▶ [CONSIGNA ESCRITA]
Identifica en las entradas siguientes cada línea que contenga la palabra "resistor" y cópiala, por favor.

----- LÍNEAS DE DATOS

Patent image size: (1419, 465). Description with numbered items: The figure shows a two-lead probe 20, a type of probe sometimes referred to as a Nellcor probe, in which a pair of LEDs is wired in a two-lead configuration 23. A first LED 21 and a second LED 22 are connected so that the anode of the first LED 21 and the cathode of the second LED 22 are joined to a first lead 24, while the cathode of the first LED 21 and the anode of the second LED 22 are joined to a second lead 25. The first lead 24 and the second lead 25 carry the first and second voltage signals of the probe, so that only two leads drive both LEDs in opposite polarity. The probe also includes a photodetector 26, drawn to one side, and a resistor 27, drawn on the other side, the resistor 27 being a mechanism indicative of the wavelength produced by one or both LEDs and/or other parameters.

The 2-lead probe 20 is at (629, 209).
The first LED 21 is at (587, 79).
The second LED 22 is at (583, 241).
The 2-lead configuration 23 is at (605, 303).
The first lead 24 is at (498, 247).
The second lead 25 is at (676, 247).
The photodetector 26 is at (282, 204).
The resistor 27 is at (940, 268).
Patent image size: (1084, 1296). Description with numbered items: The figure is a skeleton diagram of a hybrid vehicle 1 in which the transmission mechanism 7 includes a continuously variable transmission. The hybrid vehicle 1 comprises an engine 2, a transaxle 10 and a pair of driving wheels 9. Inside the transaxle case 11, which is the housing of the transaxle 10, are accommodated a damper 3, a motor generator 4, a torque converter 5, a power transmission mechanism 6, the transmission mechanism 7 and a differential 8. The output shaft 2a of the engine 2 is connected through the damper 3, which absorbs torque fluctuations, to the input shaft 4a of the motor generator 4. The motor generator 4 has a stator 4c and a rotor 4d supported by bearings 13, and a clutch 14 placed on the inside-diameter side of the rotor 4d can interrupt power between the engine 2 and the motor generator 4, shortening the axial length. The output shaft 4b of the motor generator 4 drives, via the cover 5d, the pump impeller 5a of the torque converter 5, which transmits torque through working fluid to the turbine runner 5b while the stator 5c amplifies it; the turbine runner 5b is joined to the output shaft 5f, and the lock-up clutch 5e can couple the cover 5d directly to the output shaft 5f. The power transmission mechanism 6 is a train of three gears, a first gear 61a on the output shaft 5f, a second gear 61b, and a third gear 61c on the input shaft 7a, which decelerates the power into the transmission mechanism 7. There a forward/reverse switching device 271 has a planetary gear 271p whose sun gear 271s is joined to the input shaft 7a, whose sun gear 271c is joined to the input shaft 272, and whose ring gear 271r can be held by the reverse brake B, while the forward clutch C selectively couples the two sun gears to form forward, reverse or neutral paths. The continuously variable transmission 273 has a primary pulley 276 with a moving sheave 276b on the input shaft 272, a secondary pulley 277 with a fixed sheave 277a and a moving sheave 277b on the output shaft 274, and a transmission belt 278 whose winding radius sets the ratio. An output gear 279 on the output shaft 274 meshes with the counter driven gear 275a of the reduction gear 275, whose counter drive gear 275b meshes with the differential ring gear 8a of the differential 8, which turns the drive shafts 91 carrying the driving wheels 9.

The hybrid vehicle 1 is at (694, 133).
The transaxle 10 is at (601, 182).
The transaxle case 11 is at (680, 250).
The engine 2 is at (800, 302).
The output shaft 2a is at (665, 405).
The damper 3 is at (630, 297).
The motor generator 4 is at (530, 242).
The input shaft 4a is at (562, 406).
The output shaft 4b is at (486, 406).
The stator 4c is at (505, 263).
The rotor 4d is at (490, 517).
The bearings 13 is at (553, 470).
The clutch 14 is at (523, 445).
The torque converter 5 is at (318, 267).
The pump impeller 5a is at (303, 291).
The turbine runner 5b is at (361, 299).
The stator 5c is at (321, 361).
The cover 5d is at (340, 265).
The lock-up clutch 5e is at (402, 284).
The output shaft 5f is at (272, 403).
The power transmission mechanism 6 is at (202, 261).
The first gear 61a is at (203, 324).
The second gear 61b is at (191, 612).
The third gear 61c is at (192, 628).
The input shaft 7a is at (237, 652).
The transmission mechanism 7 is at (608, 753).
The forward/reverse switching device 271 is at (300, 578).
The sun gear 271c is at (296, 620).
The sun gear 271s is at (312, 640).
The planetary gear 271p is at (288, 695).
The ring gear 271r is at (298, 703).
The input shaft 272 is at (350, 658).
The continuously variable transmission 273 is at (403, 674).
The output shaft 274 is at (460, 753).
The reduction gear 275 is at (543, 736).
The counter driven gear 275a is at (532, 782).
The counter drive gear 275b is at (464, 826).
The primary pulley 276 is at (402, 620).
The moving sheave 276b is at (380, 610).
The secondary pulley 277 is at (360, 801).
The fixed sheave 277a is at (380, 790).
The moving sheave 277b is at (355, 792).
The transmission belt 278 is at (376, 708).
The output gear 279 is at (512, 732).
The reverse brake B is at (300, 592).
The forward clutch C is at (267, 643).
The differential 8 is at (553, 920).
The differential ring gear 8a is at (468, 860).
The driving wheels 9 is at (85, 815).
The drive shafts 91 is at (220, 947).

----------

▶ [TAREA RESUELTA]
Patent image size: (1419, 465). Description with numbered items: The figure shows a two-lead probe 20, a type of probe sometimes referred to as a Nellcor probe, in which a pair of LEDs is wired in a two-lead configuration 23. A first LED 21 and a second LED 22 are connected so that the anode of the first LED 21 and the cathode of the second LED 22 are joined to a first lead 24, while the cathode of the first LED 21 and the anode of the second LED 22 are joined to a second lead 25. The first lead 24 and the second lead 25 carry the first and second voltage signals of the probe, so that only two leads drive both LEDs in opposite polarity. The probe also includes a photodetector 26, drawn to one side, and a resistor 27, drawn on the other side, the resistor 27 being a mechanism indicative of the wavelength produced by one or both LEDs and/or other parameters.
The resistor 27 is at (940, 268).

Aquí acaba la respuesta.